■ **Set exercise**
Below are the records; pull every line that includes "κρατοῦσαν".
*****
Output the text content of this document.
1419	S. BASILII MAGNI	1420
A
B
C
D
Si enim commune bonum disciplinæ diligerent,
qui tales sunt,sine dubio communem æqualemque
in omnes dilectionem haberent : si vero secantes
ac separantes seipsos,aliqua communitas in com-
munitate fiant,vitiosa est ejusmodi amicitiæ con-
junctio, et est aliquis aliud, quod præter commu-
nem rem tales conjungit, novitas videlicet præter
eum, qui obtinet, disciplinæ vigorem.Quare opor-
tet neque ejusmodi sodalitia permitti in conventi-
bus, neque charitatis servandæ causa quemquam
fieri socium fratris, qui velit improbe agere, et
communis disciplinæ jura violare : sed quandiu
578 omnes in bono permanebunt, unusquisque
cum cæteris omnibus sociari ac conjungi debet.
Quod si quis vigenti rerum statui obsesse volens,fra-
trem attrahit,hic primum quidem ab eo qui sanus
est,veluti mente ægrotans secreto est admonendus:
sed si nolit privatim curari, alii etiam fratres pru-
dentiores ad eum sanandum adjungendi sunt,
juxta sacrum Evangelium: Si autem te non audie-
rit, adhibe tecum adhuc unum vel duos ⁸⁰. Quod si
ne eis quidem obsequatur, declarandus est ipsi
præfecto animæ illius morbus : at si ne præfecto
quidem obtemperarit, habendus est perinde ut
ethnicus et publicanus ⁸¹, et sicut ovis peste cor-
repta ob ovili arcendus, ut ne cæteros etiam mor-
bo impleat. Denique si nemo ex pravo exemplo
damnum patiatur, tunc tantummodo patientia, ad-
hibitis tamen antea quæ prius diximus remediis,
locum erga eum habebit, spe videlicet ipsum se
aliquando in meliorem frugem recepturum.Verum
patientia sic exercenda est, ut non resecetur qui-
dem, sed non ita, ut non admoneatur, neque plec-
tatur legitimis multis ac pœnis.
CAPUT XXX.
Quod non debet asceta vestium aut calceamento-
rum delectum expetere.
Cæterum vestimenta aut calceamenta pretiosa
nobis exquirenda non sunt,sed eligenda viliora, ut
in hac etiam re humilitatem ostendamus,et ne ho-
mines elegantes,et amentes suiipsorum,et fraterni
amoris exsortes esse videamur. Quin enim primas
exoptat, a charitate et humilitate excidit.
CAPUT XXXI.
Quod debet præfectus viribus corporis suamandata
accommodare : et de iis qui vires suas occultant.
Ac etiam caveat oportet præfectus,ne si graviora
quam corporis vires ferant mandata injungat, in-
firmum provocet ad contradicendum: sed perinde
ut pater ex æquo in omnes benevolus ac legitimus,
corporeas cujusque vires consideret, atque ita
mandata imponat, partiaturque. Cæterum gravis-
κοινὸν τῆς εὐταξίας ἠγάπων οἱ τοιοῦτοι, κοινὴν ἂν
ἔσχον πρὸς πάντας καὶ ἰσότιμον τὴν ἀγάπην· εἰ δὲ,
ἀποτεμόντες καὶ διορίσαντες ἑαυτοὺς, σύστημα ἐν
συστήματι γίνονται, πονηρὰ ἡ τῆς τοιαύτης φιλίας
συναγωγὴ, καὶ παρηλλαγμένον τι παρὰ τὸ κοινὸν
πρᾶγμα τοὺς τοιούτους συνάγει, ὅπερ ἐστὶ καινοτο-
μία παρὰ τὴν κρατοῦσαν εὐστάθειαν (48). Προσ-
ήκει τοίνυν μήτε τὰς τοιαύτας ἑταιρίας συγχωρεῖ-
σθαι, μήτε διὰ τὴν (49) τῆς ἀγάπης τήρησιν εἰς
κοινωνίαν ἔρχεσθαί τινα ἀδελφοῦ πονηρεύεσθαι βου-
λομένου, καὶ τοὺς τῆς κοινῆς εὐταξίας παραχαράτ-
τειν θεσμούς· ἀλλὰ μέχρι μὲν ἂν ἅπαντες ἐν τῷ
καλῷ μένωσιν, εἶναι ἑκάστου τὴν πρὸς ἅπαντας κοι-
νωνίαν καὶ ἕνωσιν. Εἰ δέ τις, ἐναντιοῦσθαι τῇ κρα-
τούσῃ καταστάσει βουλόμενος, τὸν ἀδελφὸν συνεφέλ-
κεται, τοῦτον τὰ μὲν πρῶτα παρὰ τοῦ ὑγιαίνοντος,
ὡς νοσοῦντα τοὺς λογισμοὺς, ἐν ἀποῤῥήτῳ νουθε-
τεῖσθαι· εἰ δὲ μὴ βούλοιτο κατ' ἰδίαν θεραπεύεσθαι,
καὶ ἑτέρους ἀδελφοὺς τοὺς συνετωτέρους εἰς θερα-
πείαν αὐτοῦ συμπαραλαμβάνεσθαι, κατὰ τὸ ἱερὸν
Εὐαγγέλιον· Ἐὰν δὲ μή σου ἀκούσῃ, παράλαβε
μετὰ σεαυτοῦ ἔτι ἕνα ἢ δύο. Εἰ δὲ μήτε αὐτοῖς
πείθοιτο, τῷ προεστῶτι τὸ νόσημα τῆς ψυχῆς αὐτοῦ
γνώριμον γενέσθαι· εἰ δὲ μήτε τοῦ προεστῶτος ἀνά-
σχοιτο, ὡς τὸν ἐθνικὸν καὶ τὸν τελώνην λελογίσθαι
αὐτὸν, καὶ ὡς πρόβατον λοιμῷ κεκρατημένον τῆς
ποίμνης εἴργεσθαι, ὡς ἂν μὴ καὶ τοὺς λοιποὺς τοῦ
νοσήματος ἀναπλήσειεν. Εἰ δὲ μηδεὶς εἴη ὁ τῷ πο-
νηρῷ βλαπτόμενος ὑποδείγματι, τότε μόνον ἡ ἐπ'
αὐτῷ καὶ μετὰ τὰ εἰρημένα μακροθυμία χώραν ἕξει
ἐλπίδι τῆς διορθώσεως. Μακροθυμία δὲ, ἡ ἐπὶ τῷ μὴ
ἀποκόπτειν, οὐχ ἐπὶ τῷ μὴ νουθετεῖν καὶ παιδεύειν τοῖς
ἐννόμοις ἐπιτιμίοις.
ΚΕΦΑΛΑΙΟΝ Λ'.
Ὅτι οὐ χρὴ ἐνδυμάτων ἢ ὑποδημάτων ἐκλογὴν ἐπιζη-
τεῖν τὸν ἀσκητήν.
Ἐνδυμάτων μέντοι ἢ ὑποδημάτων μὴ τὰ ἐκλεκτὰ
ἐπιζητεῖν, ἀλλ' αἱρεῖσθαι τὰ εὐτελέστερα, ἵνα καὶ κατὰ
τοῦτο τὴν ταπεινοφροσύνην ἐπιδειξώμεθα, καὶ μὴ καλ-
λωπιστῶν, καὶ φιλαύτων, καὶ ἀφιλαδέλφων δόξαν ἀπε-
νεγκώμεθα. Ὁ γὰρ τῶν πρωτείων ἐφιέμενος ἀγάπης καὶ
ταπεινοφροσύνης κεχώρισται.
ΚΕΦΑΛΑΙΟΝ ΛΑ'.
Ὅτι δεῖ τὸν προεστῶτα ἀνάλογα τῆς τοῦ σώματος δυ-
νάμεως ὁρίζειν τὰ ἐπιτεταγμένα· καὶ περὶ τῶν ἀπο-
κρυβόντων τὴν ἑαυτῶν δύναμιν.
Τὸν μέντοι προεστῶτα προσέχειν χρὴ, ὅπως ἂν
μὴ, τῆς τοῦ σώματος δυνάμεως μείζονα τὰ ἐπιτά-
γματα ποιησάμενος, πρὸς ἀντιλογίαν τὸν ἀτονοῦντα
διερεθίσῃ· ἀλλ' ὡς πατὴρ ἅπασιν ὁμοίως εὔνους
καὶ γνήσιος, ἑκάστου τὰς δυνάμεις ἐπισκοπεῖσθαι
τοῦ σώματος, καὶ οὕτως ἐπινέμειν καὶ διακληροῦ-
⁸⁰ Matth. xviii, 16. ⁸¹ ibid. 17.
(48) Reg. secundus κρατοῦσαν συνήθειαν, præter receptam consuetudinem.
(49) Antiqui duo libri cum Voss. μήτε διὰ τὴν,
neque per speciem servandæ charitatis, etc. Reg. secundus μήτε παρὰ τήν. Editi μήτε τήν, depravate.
*****
■ **Result of this task**
μία παρὰ τὴν κρατοῦσαν εὐστάθειαν (48). Προσ-
(48) Reg. secundus κρατοῦσαν συνήθειαν, præter receptam consuetudinem.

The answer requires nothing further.